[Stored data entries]
"""
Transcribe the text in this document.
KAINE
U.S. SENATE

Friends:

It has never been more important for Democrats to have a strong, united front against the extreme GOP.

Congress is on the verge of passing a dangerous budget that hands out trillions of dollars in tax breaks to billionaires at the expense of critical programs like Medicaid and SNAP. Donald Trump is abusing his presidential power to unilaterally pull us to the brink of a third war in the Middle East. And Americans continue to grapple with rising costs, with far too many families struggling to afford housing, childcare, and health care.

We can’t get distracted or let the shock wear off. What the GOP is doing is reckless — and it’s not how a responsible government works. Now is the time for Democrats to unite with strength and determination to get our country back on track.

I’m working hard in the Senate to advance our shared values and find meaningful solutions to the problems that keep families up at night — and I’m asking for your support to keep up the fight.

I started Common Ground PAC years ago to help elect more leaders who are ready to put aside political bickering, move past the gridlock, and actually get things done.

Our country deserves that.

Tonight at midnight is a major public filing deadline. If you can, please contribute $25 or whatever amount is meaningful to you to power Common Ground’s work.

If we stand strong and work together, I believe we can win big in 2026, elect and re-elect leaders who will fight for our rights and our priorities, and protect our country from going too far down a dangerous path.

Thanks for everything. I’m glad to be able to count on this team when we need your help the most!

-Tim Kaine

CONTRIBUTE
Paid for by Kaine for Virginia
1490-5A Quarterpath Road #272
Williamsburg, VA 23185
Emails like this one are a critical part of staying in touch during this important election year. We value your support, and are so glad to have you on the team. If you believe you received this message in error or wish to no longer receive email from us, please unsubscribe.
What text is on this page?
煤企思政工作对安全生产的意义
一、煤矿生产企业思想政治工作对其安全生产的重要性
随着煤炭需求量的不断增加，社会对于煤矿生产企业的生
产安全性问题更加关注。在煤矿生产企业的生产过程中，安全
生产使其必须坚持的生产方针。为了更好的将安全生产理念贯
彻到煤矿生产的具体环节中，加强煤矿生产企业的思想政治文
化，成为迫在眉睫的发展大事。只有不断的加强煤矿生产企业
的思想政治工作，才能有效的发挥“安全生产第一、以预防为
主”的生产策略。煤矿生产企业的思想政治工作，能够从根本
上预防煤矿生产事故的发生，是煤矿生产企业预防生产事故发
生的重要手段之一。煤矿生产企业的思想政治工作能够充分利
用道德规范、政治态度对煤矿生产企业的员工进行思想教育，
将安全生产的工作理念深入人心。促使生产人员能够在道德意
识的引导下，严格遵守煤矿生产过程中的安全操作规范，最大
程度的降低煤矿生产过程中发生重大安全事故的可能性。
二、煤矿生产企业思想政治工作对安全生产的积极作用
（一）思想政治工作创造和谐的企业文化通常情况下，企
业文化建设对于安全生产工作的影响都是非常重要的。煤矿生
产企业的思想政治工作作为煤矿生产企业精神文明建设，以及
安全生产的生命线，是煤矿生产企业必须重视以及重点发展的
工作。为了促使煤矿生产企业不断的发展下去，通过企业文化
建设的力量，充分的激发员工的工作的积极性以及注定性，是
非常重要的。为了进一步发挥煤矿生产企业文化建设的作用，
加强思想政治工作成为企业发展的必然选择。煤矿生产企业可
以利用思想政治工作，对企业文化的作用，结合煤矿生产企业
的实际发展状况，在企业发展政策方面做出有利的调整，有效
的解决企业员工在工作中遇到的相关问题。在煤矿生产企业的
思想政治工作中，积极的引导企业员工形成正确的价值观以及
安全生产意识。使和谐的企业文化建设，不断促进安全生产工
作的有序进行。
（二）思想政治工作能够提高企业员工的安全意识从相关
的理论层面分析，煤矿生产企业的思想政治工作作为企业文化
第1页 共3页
"""
> [SET TASK] Reproduce the complete data exactly as presented above.

> [TASK RESULT]
Transcribe the text in this document.
KAINE
U.S. SENATE

Friends:

It has never been more important for Democrats to have a strong, united front against the extreme GOP.

Congress is on the verge of passing a dangerous budget that hands out trillions of dollars in tax breaks to billionaires at the expense of critical programs like Medicaid and SNAP. Donald Trump is abusing his presidential power to unilaterally pull us to the brink of a third war in the Middle East. And Americans continue to grapple with rising costs, with far too many families struggling to afford housing, childcare, and health care.

We can’t get distracted or let the shock wear off. What the GOP is doing is reckless — and it’s not how a responsible government works. Now is the time for Democrats to unite with strength and determination to get our country back on track.

I’m working hard in the Senate to advance our shared values and find meaningful solutions to the problems that keep families up at night — and I’m asking for your support to keep up the fight.

I started Common Ground PAC years ago to help elect more leaders who are ready to put aside political bickering, move past the gridlock, and actually get things done.

Our country deserves that.

Tonight at midnight is a major public filing deadline. If you can, please contribute $25 or whatever amount is meaningful to you to power Common Ground’s work.

If we stand strong and work together, I believe we can win big in 2026, elect and re-elect leaders who will fight for our rights and our priorities, and protect our country from going too far down a dangerous path.

Thanks for everything. I’m glad to be able to count on this team when we need your help the most!

-Tim Kaine

CONTRIBUTE
Paid for by Kaine for Virginia
1490-5A Quarterpath Road #272
Williamsburg, VA 23185
Emails like this one are a critical part of staying in touch during this important election year. We value your support, and are so glad to have you on the team. If you believe you received this message in error or wish to no longer receive email from us, please unsubscribe.
What text is on this page?
煤企思政工作对安全生产的意义
一、煤矿生产企业思想政治工作对其安全生产的重要性
随着煤炭需求量的不断增加，社会对于煤矿生产企业的生
产安全性问题更加关注。在煤矿生产企业的生产过程中，安全
生产使其必须坚持的生产方针。为了更好的将安全生产理念贯
彻到煤矿生产的具体环节中，加强煤矿生产企业的思想政治文
化，成为迫在眉睫的发展大事。只有不断的加强煤矿生产企业
的思想政治工作，才能有效的发挥“安全生产第一、以预防为
主”的生产策略。煤矿生产企业的思想政治工作，能够从根本
上预防煤矿生产事故的发生，是煤矿生产企业预防生产事故发
生的重要手段之一。煤矿生产企业的思想政治工作能够充分利
用道德规范、政治态度对煤矿生产企业的员工进行思想教育，
将安全生产的工作理念深入人心。促使生产人员能够在道德意
识的引导下，严格遵守煤矿生产过程中的安全操作规范，最大
程度的降低煤矿生产过程中发生重大安全事故的可能性。
二、煤矿生产企业思想政治工作对安全生产的积极作用
（一）思想政治工作创造和谐的企业文化通常情况下，企
业文化建设对于安全生产工作的影响都是非常重要的。煤矿生
产企业的思想政治工作作为煤矿生产企业精神文明建设，以及
安全生产的生命线，是煤矿生产企业必须重视以及重点发展的
工作。为了促使煤矿生产企业不断的发展下去，通过企业文化
建设的力量，充分的激发员工的工作的积极性以及注定性，是
非常重要的。为了进一步发挥煤矿生产企业文化建设的作用，
加强思想政治工作成为企业发展的必然选择。煤矿生产企业可
以利用思想政治工作，对企业文化的作用，结合煤矿生产企业
的实际发展状况，在企业发展政策方面做出有利的调整，有效
的解决企业员工在工作中遇到的相关问题。在煤矿生产企业的
思想政治工作中，积极的引导企业员工形成正确的价值观以及
安全生产意识。使和谐的企业文化建设，不断促进安全生产工
作的有序进行。
（二）思想政治工作能够提高企业员工的安全意识从相关
的理论层面分析，煤矿生产企业的思想政治工作作为企业文化
第1页 共3页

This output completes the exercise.